### SUPPLIED MATERIAL
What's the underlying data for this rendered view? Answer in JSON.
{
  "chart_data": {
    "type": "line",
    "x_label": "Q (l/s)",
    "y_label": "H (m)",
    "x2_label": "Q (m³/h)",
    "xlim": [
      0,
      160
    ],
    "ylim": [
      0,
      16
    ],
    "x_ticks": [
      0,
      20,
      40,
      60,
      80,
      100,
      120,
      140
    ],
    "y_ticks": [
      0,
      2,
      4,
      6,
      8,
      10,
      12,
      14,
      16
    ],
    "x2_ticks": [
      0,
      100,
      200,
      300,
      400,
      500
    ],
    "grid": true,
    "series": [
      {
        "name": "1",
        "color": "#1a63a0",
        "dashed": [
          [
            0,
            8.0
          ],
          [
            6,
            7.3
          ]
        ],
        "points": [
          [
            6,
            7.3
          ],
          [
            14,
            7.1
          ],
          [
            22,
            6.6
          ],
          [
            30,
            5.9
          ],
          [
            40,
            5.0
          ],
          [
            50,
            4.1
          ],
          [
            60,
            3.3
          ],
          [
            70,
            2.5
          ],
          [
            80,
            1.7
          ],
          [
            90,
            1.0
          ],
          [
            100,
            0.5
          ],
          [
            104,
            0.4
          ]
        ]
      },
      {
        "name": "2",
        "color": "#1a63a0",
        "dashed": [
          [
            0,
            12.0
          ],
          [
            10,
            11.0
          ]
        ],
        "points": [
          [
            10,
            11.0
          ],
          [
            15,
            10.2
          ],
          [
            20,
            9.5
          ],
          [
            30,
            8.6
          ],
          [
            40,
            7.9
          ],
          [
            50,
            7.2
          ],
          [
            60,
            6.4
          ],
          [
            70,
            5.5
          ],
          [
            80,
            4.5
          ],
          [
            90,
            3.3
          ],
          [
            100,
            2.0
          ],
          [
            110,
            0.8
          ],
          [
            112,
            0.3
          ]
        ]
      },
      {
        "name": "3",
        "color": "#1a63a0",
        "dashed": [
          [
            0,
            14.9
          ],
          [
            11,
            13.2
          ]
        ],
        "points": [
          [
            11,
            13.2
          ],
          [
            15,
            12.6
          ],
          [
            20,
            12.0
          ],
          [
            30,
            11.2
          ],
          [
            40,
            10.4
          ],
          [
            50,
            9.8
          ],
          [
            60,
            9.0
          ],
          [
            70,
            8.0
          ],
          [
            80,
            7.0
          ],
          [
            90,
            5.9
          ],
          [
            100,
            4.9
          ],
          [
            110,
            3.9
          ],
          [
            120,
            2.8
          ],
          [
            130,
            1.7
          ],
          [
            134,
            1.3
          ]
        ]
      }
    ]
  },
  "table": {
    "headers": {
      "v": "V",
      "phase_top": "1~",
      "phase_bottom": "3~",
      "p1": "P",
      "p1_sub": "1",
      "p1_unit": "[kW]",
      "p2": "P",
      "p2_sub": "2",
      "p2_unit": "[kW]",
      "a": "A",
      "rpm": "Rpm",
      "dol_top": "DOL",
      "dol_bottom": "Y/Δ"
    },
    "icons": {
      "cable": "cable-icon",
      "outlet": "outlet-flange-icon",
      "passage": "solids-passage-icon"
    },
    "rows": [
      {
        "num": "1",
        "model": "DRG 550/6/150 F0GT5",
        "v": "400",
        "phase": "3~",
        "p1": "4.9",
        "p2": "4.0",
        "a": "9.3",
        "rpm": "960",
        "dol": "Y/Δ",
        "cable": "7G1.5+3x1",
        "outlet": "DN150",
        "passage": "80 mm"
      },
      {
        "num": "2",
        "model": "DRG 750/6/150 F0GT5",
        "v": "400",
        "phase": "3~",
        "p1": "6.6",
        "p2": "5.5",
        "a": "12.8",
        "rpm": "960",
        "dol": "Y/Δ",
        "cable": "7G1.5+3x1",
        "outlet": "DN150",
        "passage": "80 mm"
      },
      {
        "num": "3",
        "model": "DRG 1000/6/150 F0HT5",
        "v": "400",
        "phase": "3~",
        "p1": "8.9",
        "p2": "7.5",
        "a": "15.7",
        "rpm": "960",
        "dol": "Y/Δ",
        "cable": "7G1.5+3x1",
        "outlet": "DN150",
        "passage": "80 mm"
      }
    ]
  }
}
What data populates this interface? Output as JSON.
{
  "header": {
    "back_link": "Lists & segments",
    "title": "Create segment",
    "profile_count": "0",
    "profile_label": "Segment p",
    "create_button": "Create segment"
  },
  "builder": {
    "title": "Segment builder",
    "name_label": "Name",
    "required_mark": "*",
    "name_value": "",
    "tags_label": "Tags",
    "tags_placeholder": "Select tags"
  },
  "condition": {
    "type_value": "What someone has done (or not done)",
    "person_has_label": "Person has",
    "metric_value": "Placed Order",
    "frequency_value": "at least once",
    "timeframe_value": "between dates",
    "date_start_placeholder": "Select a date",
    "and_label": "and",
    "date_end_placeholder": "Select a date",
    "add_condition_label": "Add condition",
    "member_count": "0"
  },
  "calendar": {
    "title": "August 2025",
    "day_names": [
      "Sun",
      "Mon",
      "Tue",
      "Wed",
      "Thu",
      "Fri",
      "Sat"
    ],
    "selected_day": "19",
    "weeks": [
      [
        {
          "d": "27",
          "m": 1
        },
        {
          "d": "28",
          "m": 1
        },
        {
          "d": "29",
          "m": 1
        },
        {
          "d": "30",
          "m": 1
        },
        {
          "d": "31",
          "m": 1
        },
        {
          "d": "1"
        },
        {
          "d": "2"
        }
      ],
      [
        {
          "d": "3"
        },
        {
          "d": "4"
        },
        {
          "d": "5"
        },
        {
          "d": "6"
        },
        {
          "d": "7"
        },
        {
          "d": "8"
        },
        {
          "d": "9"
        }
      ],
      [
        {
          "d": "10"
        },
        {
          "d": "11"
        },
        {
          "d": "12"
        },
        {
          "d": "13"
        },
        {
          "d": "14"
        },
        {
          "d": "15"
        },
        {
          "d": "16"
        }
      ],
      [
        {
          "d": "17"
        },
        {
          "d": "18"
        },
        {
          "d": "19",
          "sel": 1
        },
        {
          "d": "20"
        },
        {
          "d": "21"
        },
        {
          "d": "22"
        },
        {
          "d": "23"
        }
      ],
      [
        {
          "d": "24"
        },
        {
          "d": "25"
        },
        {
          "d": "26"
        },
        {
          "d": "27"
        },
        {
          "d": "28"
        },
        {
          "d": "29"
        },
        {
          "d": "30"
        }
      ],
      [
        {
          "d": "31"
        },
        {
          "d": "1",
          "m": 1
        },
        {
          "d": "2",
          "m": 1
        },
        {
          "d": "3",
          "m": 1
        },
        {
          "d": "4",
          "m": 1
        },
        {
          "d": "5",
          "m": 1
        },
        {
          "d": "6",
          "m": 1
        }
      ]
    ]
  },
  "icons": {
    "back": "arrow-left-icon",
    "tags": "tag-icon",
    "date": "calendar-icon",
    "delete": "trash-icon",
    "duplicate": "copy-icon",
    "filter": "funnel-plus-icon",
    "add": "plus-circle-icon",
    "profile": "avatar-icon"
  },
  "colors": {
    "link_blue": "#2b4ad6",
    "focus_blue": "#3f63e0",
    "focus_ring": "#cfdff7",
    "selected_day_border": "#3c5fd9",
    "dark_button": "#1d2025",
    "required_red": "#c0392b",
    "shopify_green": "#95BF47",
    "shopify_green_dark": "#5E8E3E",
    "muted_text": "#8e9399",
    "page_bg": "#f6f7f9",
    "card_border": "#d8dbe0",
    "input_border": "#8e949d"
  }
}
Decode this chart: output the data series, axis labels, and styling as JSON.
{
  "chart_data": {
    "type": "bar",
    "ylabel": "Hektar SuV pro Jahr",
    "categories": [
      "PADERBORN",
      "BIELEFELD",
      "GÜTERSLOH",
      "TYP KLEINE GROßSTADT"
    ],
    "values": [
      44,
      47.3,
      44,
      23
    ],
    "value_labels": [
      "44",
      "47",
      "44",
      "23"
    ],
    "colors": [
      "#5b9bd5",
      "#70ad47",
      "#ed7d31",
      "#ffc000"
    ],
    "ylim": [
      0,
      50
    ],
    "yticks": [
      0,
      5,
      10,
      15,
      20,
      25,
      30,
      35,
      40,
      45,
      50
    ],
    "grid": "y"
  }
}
######
*GOAL OF THE EXERCISE*.
Each line from the one containing "Decode this chart: output" to the final line of the entries above must be returned exactly, and no other line may appear.

*EXPECTED ANSWER*.
Decode this chart: output the data series, axis labels, and styling as JSON.
{
  "chart_data": {
    "type": "bar",
    "ylabel": "Hektar SuV pro Jahr",
    "categories": [
      "PADERBORN",
      "BIELEFELD",
      "GÜTERSLOH",
      "TYP KLEINE GROßSTADT"
    ],
    "values": [
      44,
      47.3,
      44,
      23
    ],
    "value_labels": [
      "44",
      "47",
      "44",
      "23"
    ],
    "colors": [
      "#5b9bd5",
      "#70ad47",
      "#ed7d31",
      "#ffc000"
    ],
    "ylim": [
      0,
      50
    ],
    "yticks": [
      0,
      5,
      10,
      15,
      20,
      25,
      30,
      35,
      40,
      45,
      50
    ],
    "grid": "y"
  }
}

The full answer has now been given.